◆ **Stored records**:
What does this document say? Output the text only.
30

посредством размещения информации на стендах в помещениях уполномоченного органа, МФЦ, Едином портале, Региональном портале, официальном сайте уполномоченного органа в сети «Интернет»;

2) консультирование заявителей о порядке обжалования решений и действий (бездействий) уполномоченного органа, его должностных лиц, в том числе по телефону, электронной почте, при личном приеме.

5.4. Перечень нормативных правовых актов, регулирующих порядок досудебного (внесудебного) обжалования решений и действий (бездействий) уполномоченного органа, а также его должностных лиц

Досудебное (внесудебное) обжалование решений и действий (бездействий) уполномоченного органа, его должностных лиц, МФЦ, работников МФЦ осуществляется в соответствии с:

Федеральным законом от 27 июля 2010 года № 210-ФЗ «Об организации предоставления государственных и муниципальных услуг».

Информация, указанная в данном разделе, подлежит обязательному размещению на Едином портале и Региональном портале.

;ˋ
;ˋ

◆ **The task**: Every line containing the string "Едином" must be listed.

◆ **Complete answer**:
посредством размещения информации на стендах в помещениях уполномоченного органа, МФЦ, Едином портале, Региональном портале, официальном сайте уполномоченного органа в сети «Интернет»;
Информация, указанная в данном разделе, подлежит обязательному размещению на Едином портале и Региональном портале.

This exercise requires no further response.